# WHAT THE TASK ASKS
Reproduce all of the material exactly as shown.

[BEGIN RECORDS]

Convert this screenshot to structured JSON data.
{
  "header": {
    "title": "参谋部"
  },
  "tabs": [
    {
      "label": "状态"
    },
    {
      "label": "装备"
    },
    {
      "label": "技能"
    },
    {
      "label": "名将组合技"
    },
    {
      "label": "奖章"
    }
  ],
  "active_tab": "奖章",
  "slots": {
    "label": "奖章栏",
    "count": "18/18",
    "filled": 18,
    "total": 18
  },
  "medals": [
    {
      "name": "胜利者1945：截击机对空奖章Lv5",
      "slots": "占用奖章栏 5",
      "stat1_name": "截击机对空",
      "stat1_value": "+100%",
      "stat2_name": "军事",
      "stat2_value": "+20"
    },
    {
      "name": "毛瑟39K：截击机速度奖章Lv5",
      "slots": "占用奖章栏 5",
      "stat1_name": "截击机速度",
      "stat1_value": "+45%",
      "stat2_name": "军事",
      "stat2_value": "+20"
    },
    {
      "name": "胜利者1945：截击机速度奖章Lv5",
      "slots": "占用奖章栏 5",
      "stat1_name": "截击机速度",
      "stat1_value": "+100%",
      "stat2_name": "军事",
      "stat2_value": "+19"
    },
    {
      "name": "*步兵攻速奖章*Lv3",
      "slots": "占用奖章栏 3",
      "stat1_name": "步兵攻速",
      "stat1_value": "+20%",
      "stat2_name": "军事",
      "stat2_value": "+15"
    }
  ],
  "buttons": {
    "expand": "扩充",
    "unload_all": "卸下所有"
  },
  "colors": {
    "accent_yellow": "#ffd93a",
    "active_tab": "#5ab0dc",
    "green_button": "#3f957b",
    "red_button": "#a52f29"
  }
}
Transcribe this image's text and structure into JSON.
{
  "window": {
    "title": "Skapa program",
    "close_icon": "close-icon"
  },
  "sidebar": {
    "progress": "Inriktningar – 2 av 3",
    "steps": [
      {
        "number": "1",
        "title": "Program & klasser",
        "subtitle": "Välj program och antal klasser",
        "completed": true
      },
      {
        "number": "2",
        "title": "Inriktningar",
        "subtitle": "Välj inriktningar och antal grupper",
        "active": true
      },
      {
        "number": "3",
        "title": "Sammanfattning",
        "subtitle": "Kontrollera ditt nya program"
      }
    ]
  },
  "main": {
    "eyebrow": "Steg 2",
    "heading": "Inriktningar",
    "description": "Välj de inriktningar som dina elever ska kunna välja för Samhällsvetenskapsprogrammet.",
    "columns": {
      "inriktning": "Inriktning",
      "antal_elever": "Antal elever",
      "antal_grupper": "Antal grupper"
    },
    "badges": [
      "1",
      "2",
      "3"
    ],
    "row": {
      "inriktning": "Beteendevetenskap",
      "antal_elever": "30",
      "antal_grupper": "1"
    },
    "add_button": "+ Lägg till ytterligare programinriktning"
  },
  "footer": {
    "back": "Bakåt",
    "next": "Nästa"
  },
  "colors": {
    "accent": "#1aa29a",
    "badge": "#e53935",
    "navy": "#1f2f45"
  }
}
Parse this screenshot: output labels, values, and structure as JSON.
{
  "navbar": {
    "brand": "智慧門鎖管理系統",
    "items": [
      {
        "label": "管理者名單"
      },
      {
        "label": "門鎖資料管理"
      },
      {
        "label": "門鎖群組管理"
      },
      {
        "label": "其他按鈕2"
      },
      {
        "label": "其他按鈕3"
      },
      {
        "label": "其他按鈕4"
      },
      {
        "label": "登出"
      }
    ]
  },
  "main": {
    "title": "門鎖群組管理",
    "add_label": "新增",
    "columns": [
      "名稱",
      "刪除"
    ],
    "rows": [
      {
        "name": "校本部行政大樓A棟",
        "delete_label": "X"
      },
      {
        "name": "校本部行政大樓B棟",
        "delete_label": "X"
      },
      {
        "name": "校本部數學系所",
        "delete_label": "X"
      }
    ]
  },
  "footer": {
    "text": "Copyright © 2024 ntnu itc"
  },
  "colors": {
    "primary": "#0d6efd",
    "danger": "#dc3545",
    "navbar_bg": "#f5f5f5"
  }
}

[END RECORDS]

# RESPONSE BELOW
Convert this screenshot to structured JSON data.
{
  "header": {
    "title": "参谋部"
  },
  "tabs": [
    {
      "label": "状态"
    },
    {
      "label": "装备"
    },
    {
      "label": "技能"
    },
    {
      "label": "名将组合技"
    },
    {
      "label": "奖章"
    }
  ],
  "active_tab": "奖章",
  "slots": {
    "label": "奖章栏",
    "count": "18/18",
    "filled": 18,
    "total": 18
  },
  "medals": [
    {
      "name": "胜利者1945：截击机对空奖章Lv5",
      "slots": "占用奖章栏 5",
      "stat1_name": "截击机对空",
      "stat1_value": "+100%",
      "stat2_name": "军事",
      "stat2_value": "+20"
    },
    {
      "name": "毛瑟39K：截击机速度奖章Lv5",
      "slots": "占用奖章栏 5",
      "stat1_name": "截击机速度",
      "stat1_value": "+45%",
      "stat2_name": "军事",
      "stat2_value": "+20"
    },
    {
      "name": "胜利者1945：截击机速度奖章Lv5",
      "slots": "占用奖章栏 5",
      "stat1_name": "截击机速度",
      "stat1_value": "+100%",
      "stat2_name": "军事",
      "stat2_value": "+19"
    },
    {
      "name": "*步兵攻速奖章*Lv3",
      "slots": "占用奖章栏 3",
      "stat1_name": "步兵攻速",
      "stat1_value": "+20%",
      "stat2_name": "军事",
      "stat2_value": "+15"
    }
  ],
  "buttons": {
    "expand": "扩充",
    "unload_all": "卸下所有"
  },
  "colors": {
    "accent_yellow": "#ffd93a",
    "active_tab": "#5ab0dc",
    "green_button": "#3f957b",
    "red_button": "#a52f29"
  }
}
Transcribe this image's text and structure into JSON.
{
  "window": {
    "title": "Skapa program",
    "close_icon": "close-icon"
  },
  "sidebar": {
    "progress": "Inriktningar – 2 av 3",
    "steps": [
      {
        "number": "1",
        "title": "Program & klasser",
        "subtitle": "Välj program och antal klasser",
        "completed": true
      },
      {
        "number": "2",
        "title": "Inriktningar",
        "subtitle": "Välj inriktningar och antal grupper",
        "active": true
      },
      {
        "number": "3",
        "title": "Sammanfattning",
        "subtitle": "Kontrollera ditt nya program"
      }
    ]
  },
  "main": {
    "eyebrow": "Steg 2",
    "heading": "Inriktningar",
    "description": "Välj de inriktningar som dina elever ska kunna välja för Samhällsvetenskapsprogrammet.",
    "columns": {
      "inriktning": "Inriktning",
      "antal_elever": "Antal elever",
      "antal_grupper": "Antal grupper"
    },
    "badges": [
      "1",
      "2",
      "3"
    ],
    "row": {
      "inriktning": "Beteendevetenskap",
      "antal_elever": "30",
      "antal_grupper": "1"
    },
    "add_button": "+ Lägg till ytterligare programinriktning"
  },
  "footer": {
    "back": "Bakåt",
    "next": "Nästa"
  },
  "colors": {
    "accent": "#1aa29a",
    "badge": "#e53935",
    "navy": "#1f2f45"
  }
}
Parse this screenshot: output labels, values, and structure as JSON.
{
  "navbar": {
    "brand": "智慧門鎖管理系統",
    "items": [
      {
        "label": "管理者名單"
      },
      {
        "label": "門鎖資料管理"
      },
      {
        "label": "門鎖群組管理"
      },
      {
        "label": "其他按鈕2"
      },
      {
        "label": "其他按鈕3"
      },
      {
        "label": "其他按鈕4"
      },
      {
        "label": "登出"
      }
    ]
  },
  "main": {
    "title": "門鎖群組管理",
    "add_label": "新增",
    "columns": [
      "名稱",
      "刪除"
    ],
    "rows": [
      {
        "name": "校本部行政大樓A棟",
        "delete_label": "X"
      },
      {
        "name": "校本部行政大樓B棟",
        "delete_label": "X"
      },
      {
        "name": "校本部數學系所",
        "delete_label": "X"
      }
    ]
  },
  "footer": {
    "text": "Copyright © 2024 ntnu itc"
  },
  "colors": {
    "primary": "#0d6efd",
    "danger": "#dc3545",
    "navbar_bg": "#f5f5f5"
  }
}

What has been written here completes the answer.